**The problem:**
Looking at the data below, count the lines that contain the string "this". Write only the total.

###

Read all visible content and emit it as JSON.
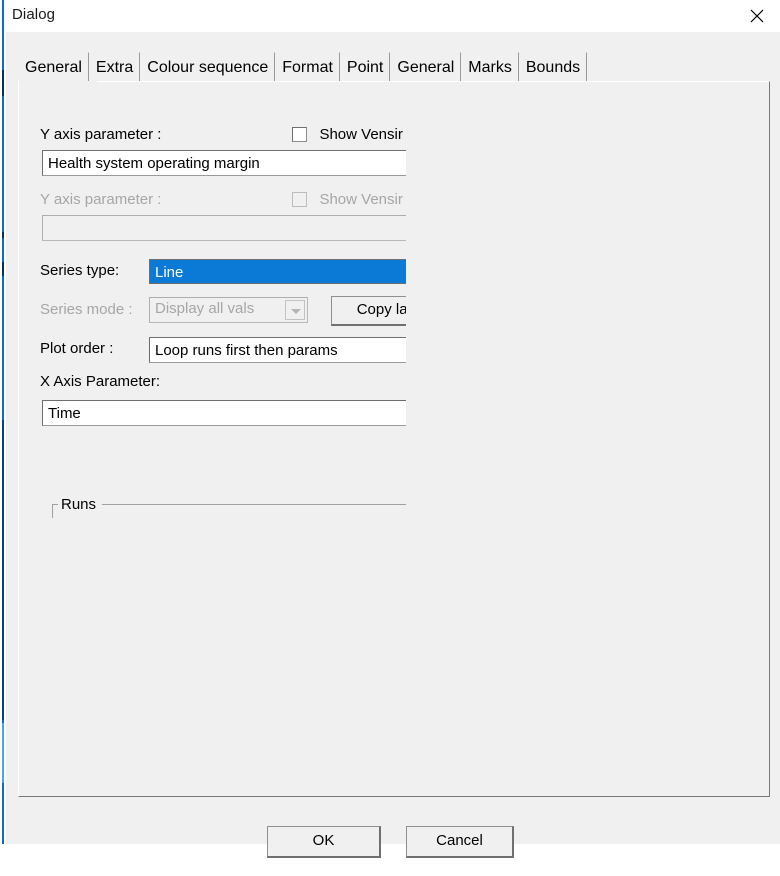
{
  "window": {
    "title": "Dialog",
    "close_icon": "close-icon"
  },
  "tabs": [
    {
      "label": "General",
      "selected": true
    },
    {
      "label": "Extra",
      "selected": false
    },
    {
      "label": "Colour sequence",
      "selected": false
    },
    {
      "label": "Format",
      "selected": false
    },
    {
      "label": "Point",
      "selected": false
    },
    {
      "label": "General",
      "selected": false
    },
    {
      "label": "Marks",
      "selected": false
    },
    {
      "label": "Bounds",
      "selected": false
    }
  ],
  "general_tab": {
    "y_axis_primary": {
      "label": "Y axis parameter :",
      "value": "Health system operating margin",
      "checkbox_label": "Show Vensir",
      "checked": false,
      "enabled": true
    },
    "y_axis_secondary": {
      "label": "Y axis parameter :",
      "value": "",
      "checkbox_label": "Show Vensir",
      "checked": false,
      "enabled": false
    },
    "series_type": {
      "label": "Series type:",
      "value": "Line"
    },
    "series_mode": {
      "label": "Series mode :",
      "value": "Display all vals",
      "enabled": false,
      "arrow_icon": "chevron-down-icon"
    },
    "copy_label_button": "Copy labe",
    "plot_order": {
      "label": "Plot order :",
      "value": "Loop runs first then params"
    },
    "x_axis": {
      "label": "X Axis Parameter:",
      "value": "Time"
    },
    "runs_group": {
      "title": "Runs"
    }
  },
  "footer": {
    "ok_label": "OK",
    "cancel_label": "Cancel"
  },
  "colors": {
    "accent_selection": "#0b7ad6",
    "window_bg": "#f0f0f0",
    "field_bg": "#ffffff",
    "disabled_text": "#a6a6a6",
    "border": "#9a9a9a",
    "bg_app_accent": "#0d6cc4"
  }
}
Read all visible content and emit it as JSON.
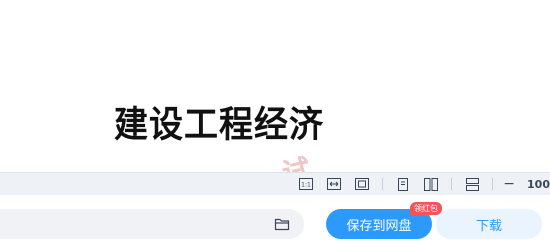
{
  "document": {
    "title": "建设工程经济",
    "watermark": "试"
  },
  "toolbar": {
    "icons": [
      "actual-size-icon",
      "fit-width-icon",
      "fit-page-icon",
      "single-page-icon",
      "double-page-icon",
      "scroll-mode-icon"
    ],
    "zoom_minus": "−",
    "zoom_value": "100"
  },
  "bottom": {
    "path_placeholder": "",
    "save_label": "保存到网盘",
    "badge_label": "领红包",
    "download_label": "下载"
  },
  "colors": {
    "accent": "#2b9afc",
    "badge": "#f6525b",
    "toolbar_bg": "#eef1f6"
  }
}
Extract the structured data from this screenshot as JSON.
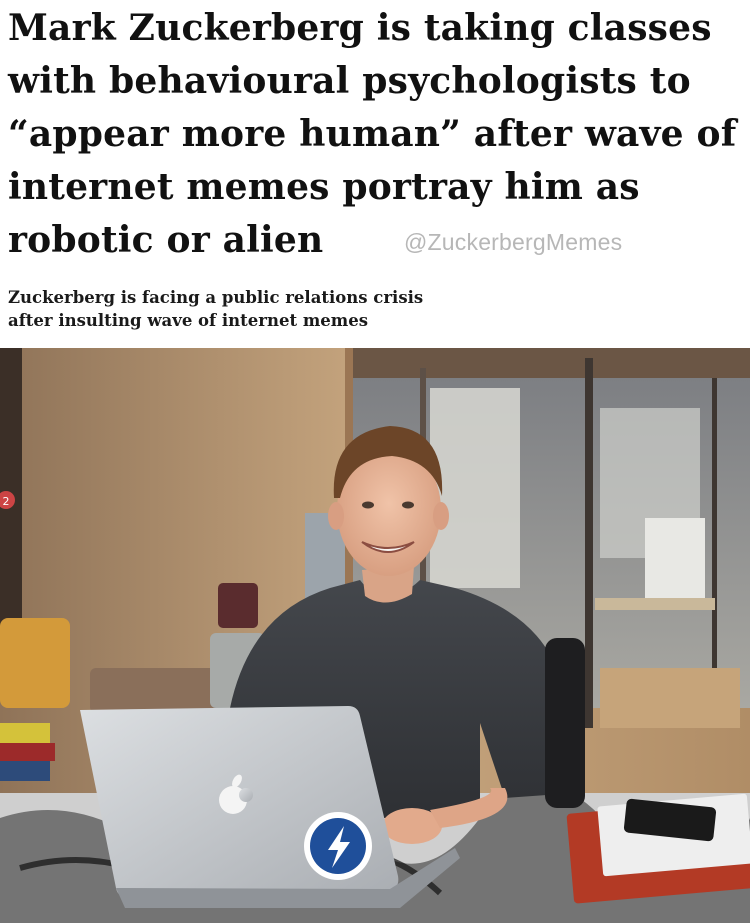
{
  "headline": {
    "lines": [
      "Mark Zuckerberg is taking classes",
      "with behavioural psychologists to",
      "“appear more human” after wave of",
      "internet memes portray him as",
      "robotic or alien"
    ]
  },
  "watermark": "@ZuckerbergMemes",
  "subhead": {
    "lines": [
      "Zuckerberg is facing a public relations crisis",
      "after insulting wave of internet memes"
    ]
  },
  "photo": {
    "sign_number": "2"
  },
  "colors": {
    "text": "#111111",
    "watermark": "#b7b7b7",
    "wall": "#c4a27c",
    "shirt": "#3a3d42",
    "laptop": "#c9ccd0",
    "sticker": "#1f4f9a"
  }
}
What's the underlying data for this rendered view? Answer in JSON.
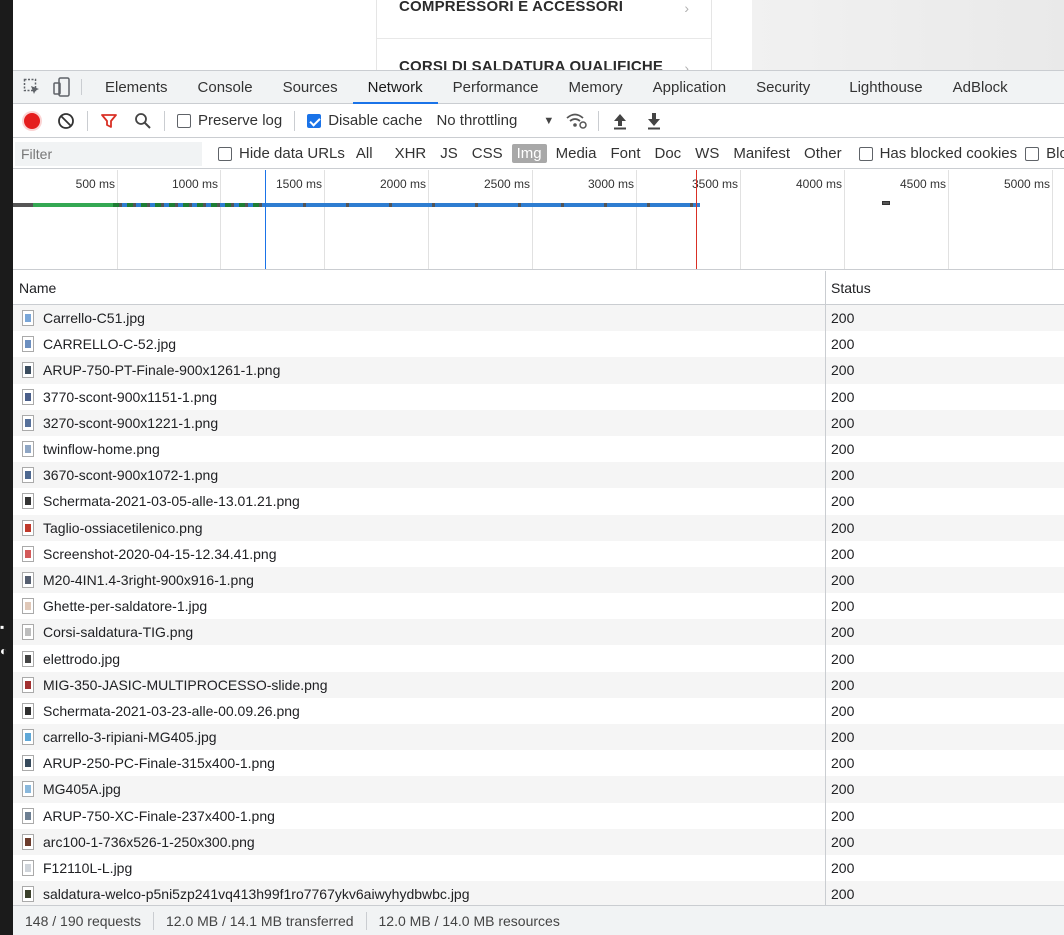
{
  "page": {
    "menu_items": [
      "COMPRESSORI E ACCESSORI",
      "CORSI DI SALDATURA QUALIFICHE"
    ]
  },
  "tabs": [
    "Elements",
    "Console",
    "Sources",
    "Network",
    "Performance",
    "Memory",
    "Application",
    "Security",
    "Lighthouse",
    "AdBlock"
  ],
  "active_tab": "Network",
  "toolbar": {
    "preserve_log": "Preserve log",
    "preserve_log_checked": false,
    "disable_cache": "Disable cache",
    "disable_cache_checked": true,
    "throttling": "No throttling"
  },
  "filterbar": {
    "placeholder": "Filter",
    "hide_data_urls": "Hide data URLs",
    "types": [
      "All",
      "XHR",
      "JS",
      "CSS",
      "Img",
      "Media",
      "Font",
      "Doc",
      "WS",
      "Manifest",
      "Other"
    ],
    "active_type": "Img",
    "has_blocked_cookies": "Has blocked cookies",
    "blocked_truncated": "Bloc"
  },
  "overview": {
    "ticks": [
      "500 ms",
      "1000 ms",
      "1500 ms",
      "2000 ms",
      "2500 ms",
      "3000 ms",
      "3500 ms",
      "4000 ms",
      "4500 ms",
      "5000 ms"
    ]
  },
  "table": {
    "headers": {
      "name": "Name",
      "status": "Status"
    },
    "rows": [
      {
        "name": "Carrello-C51.jpg",
        "status": "200",
        "color": "#7aa6d8"
      },
      {
        "name": "CARRELLO-C-52.jpg",
        "status": "200",
        "color": "#6c8fc0"
      },
      {
        "name": "ARUP-750-PT-Finale-900x1261-1.png",
        "status": "200",
        "color": "#3a4c5e"
      },
      {
        "name": "3770-scont-900x1151-1.png",
        "status": "200",
        "color": "#4a5f8a"
      },
      {
        "name": "3270-scont-900x1221-1.png",
        "status": "200",
        "color": "#56709a"
      },
      {
        "name": "twinflow-home.png",
        "status": "200",
        "color": "#8fa6c4"
      },
      {
        "name": "3670-scont-900x1072-1.png",
        "status": "200",
        "color": "#4e6890"
      },
      {
        "name": "Schermata-2021-03-05-alle-13.01.21.png",
        "status": "200",
        "color": "#333333"
      },
      {
        "name": "Taglio-ossiacetilenico.png",
        "status": "200",
        "color": "#c0392b"
      },
      {
        "name": "Screenshot-2020-04-15-12.34.41.png",
        "status": "200",
        "color": "#d45a5a"
      },
      {
        "name": "M20-4IN1.4-3right-900x916-1.png",
        "status": "200",
        "color": "#555e70"
      },
      {
        "name": "Ghette-per-saldatore-1.jpg",
        "status": "200",
        "color": "#e0c8b8"
      },
      {
        "name": "Corsi-saldatura-TIG.png",
        "status": "200",
        "color": "#bdbdbd"
      },
      {
        "name": "elettrodo.jpg",
        "status": "200",
        "color": "#444444"
      },
      {
        "name": "MIG-350-JASIC-MULTIPROCESSO-slide.png",
        "status": "200",
        "color": "#a23030"
      },
      {
        "name": "Schermata-2021-03-23-alle-00.09.26.png",
        "status": "200",
        "color": "#2e2e2e"
      },
      {
        "name": "carrello-3-ripiani-MG405.jpg",
        "status": "200",
        "color": "#5fa8d8"
      },
      {
        "name": "ARUP-250-PC-Finale-315x400-1.png",
        "status": "200",
        "color": "#364a5c"
      },
      {
        "name": "MG405A.jpg",
        "status": "200",
        "color": "#8ab8dc"
      },
      {
        "name": "ARUP-750-XC-Finale-237x400-1.png",
        "status": "200",
        "color": "#6d7f92"
      },
      {
        "name": "arc100-1-736x526-1-250x300.png",
        "status": "200",
        "color": "#6b3b2b"
      },
      {
        "name": "F12110L-L.jpg",
        "status": "200",
        "color": "#cfd4da"
      },
      {
        "name": "saldatura-welco-p5ni5zp241vq413h99f1ro7767ykv6aiwyhydbwbc.jpg",
        "status": "200",
        "color": "#3a3f2a"
      }
    ]
  },
  "statusbar": {
    "requests": "148 / 190 requests",
    "transferred": "12.0 MB / 14.1 MB transferred",
    "resources": "12.0 MB / 14.0 MB resources"
  },
  "colors": {
    "accent": "#1a73e8",
    "record": "#e51d1d",
    "filter_icon": "#d93025"
  }
}
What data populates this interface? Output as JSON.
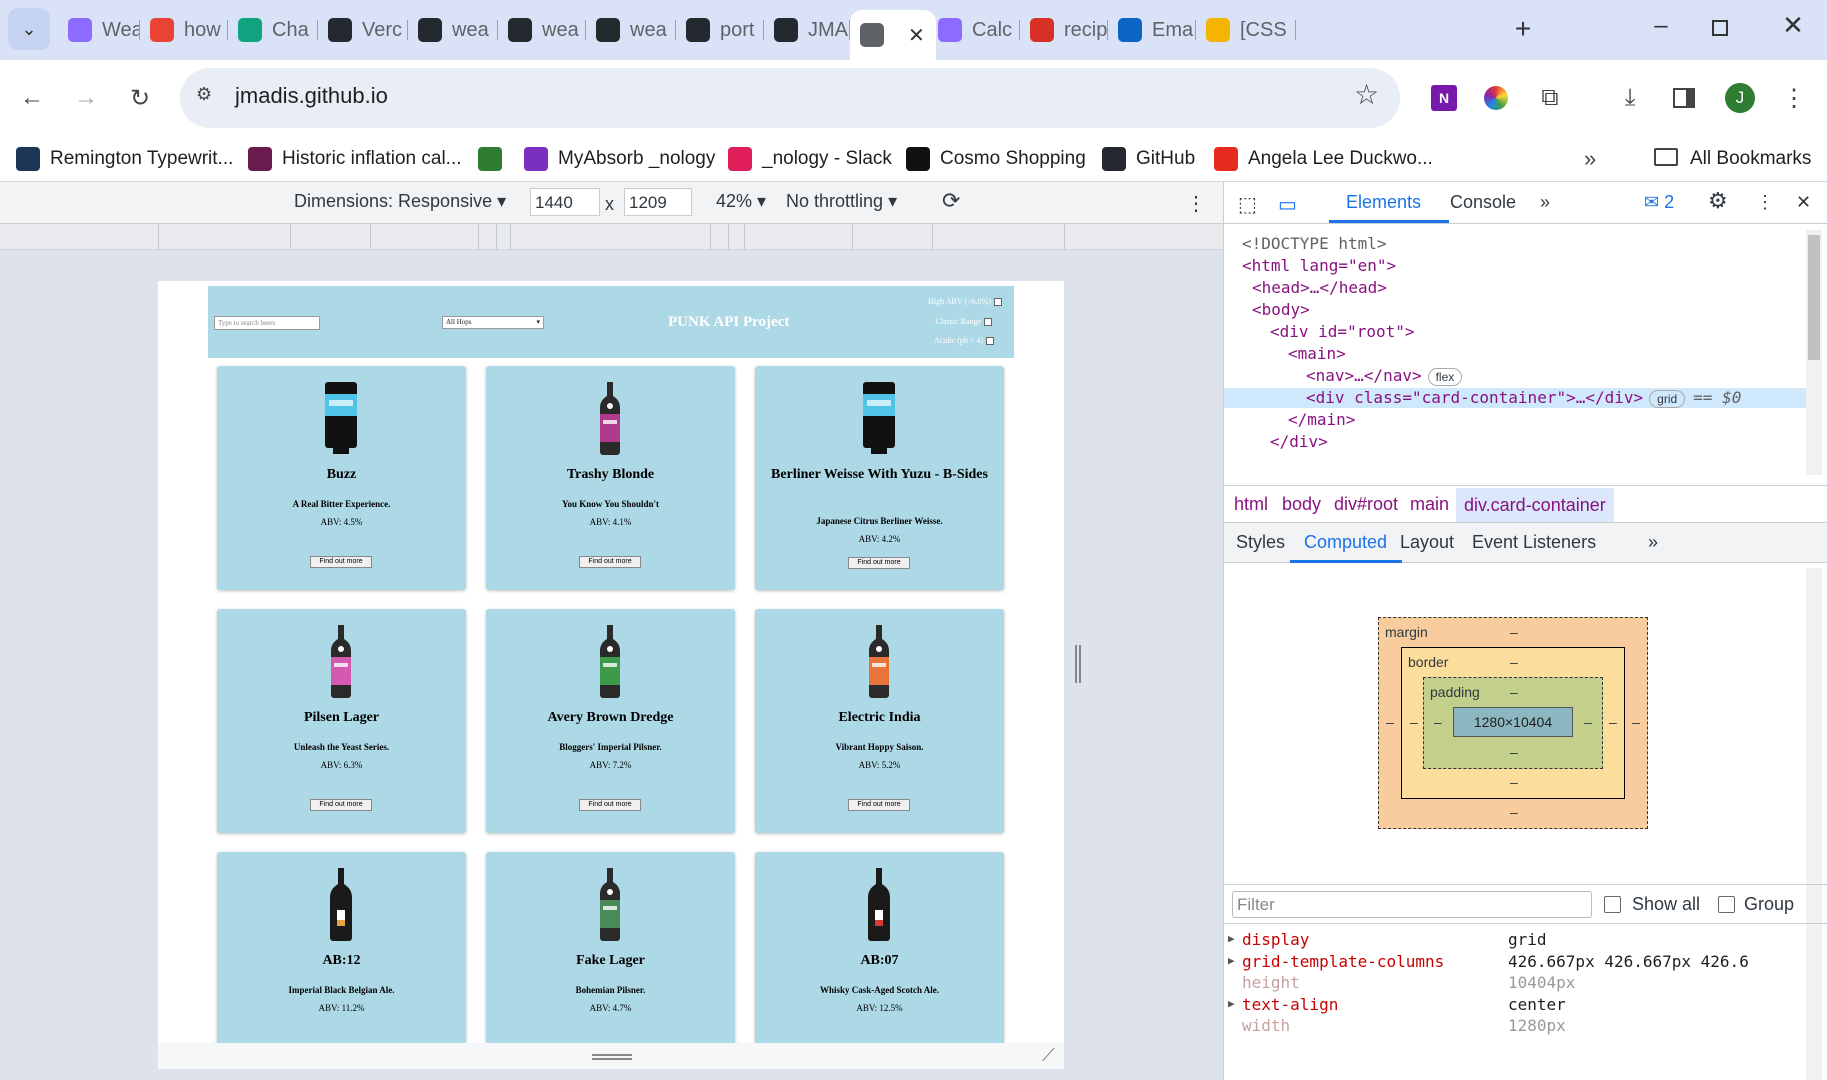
{
  "tabs": [
    {
      "label": "Wea",
      "icon": "vite-icon",
      "color": "#8c6cff"
    },
    {
      "label": "how",
      "icon": "google-icon",
      "color": "#ea4335"
    },
    {
      "label": "Cha",
      "icon": "chatgpt-icon",
      "color": "#10a37f"
    },
    {
      "label": "Verc",
      "icon": "github-icon",
      "color": "#24292f"
    },
    {
      "label": "wea",
      "icon": "github-icon",
      "color": "#24292f"
    },
    {
      "label": "wea",
      "icon": "github-icon",
      "color": "#24292f"
    },
    {
      "label": "wea",
      "icon": "github-icon",
      "color": "#24292f"
    },
    {
      "label": "port",
      "icon": "github-icon",
      "color": "#24292f"
    },
    {
      "label": "JMA",
      "icon": "github-icon",
      "color": "#24292f"
    },
    {
      "label": "",
      "icon": "globe-icon",
      "color": "#5f6368"
    },
    {
      "label": "Calc",
      "icon": "vite-icon",
      "color": "#8c6cff"
    },
    {
      "label": "recip",
      "icon": "gmail-icon",
      "color": "#d93025"
    },
    {
      "label": "Ema",
      "icon": "outlook-icon",
      "color": "#0a66c2"
    },
    {
      "label": "[CSS",
      "icon": "emoji-icon",
      "color": "#f4b400"
    }
  ],
  "address": {
    "url": "jmadis.github.io"
  },
  "profile_initial": "J",
  "bookmarks": [
    {
      "label": "Remington Typewrit...",
      "icon": "t-icon",
      "color": "#1d3557"
    },
    {
      "label": "Historic inflation cal...",
      "icon": "m-icon",
      "color": "#6a1b4d"
    },
    {
      "label": "",
      "icon": "wiki-icon",
      "color": "#2e7d32"
    },
    {
      "label": "MyAbsorb _nology",
      "icon": "nology-icon",
      "color": "#7b2fbf"
    },
    {
      "label": "_nology - Slack",
      "icon": "slack-icon",
      "color": "#e01e5a"
    },
    {
      "label": "Cosmo Shopping",
      "icon": "cosmo-icon",
      "color": "#111111"
    },
    {
      "label": "GitHub",
      "icon": "github-icon",
      "color": "#24292f"
    },
    {
      "label": "Angela Lee Duckwo...",
      "icon": "ted-icon",
      "color": "#e62b1e"
    }
  ],
  "all_bookmarks": "All Bookmarks",
  "device": {
    "dimensions_label": "Dimensions: Responsive",
    "width": "1440",
    "times": "x",
    "height": "1209",
    "zoom": "42%",
    "throttling": "No throttling"
  },
  "site": {
    "search_placeholder": "Type to search beers",
    "select_value": "All Hops",
    "title": "PUNK API Project",
    "filters": [
      "High ABV (>6.0%)",
      "Classic Range",
      "Acidic (ph < 4)"
    ]
  },
  "beers": [
    {
      "name": "Buzz",
      "tagline": "A Real Bitter Experience.",
      "abv": "ABV: 4.5%",
      "button": "Find out more",
      "type": "keg",
      "label_color": "#4fc3e8"
    },
    {
      "name": "Trashy Blonde",
      "tagline": "You Know You Shouldn't",
      "abv": "ABV: 4.1%",
      "button": "Find out more",
      "type": "bottle",
      "label_color": "#b03a8c"
    },
    {
      "name": "Berliner Weisse With Yuzu - B-Sides",
      "tagline": "Japanese Citrus Berliner Weisse.",
      "abv": "ABV: 4.2%",
      "button": "Find out more",
      "type": "keg",
      "label_color": "#4fc3e8"
    },
    {
      "name": "Pilsen Lager",
      "tagline": "Unleash the Yeast Series.",
      "abv": "ABV: 6.3%",
      "button": "Find out more",
      "type": "bottle",
      "label_color": "#d45ab0"
    },
    {
      "name": "Avery Brown Dredge",
      "tagline": "Bloggers' Imperial Pilsner.",
      "abv": "ABV: 7.2%",
      "button": "Find out more",
      "type": "bottle",
      "label_color": "#3c9a4a"
    },
    {
      "name": "Electric India",
      "tagline": "Vibrant Hoppy Saison.",
      "abv": "ABV: 5.2%",
      "button": "Find out more",
      "type": "bottle",
      "label_color": "#e8743b"
    },
    {
      "name": "AB:12",
      "tagline": "Imperial Black Belgian Ale.",
      "abv": "ABV: 11.2%",
      "button": "",
      "type": "tall",
      "label_color": "#e8a23b"
    },
    {
      "name": "Fake Lager",
      "tagline": "Bohemian Pilsner.",
      "abv": "ABV: 4.7%",
      "button": "",
      "type": "bottle",
      "label_color": "#4a8a5a"
    },
    {
      "name": "AB:07",
      "tagline": "Whisky Cask-Aged Scotch Ale.",
      "abv": "ABV: 12.5%",
      "button": "",
      "type": "tall",
      "label_color": "#d43b3b"
    }
  ],
  "devtools": {
    "tabs": [
      "Elements",
      "Console"
    ],
    "issues_count": "2",
    "dom": [
      {
        "text": "<!DOCTYPE html>"
      },
      {
        "text": "<html lang=\"en\">"
      },
      {
        "text": "<head>…</head>"
      },
      {
        "text": "<body>"
      },
      {
        "text": "<div id=\"root\">"
      },
      {
        "text": "<main>"
      },
      {
        "text": "<nav>…</nav>",
        "pill": "flex"
      },
      {
        "text": "<div class=\"card-container\">…</div>",
        "pill": "grid",
        "suffix": "== $0"
      },
      {
        "text": "</main>"
      },
      {
        "text": "</div>"
      }
    ],
    "breadcrumbs": [
      "html",
      "body",
      "div#root",
      "main",
      "div.card-container"
    ],
    "subtabs": [
      "Styles",
      "Computed",
      "Layout",
      "Event Listeners"
    ],
    "boxmodel": {
      "margin": "margin",
      "border": "border",
      "padding": "padding",
      "content": "1280×10404",
      "dash": "–"
    },
    "filter_placeholder": "Filter",
    "show_all": "Show all",
    "group": "Group",
    "computed": [
      {
        "prop": "display",
        "value": "grid",
        "active": true
      },
      {
        "prop": "grid-template-columns",
        "value": "426.667px 426.667px 426.6",
        "active": true
      },
      {
        "prop": "height",
        "value": "10404px",
        "active": false
      },
      {
        "prop": "text-align",
        "value": "center",
        "active": true
      },
      {
        "prop": "width",
        "value": "1280px",
        "active": false
      }
    ]
  }
}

###

**Correct response:**
3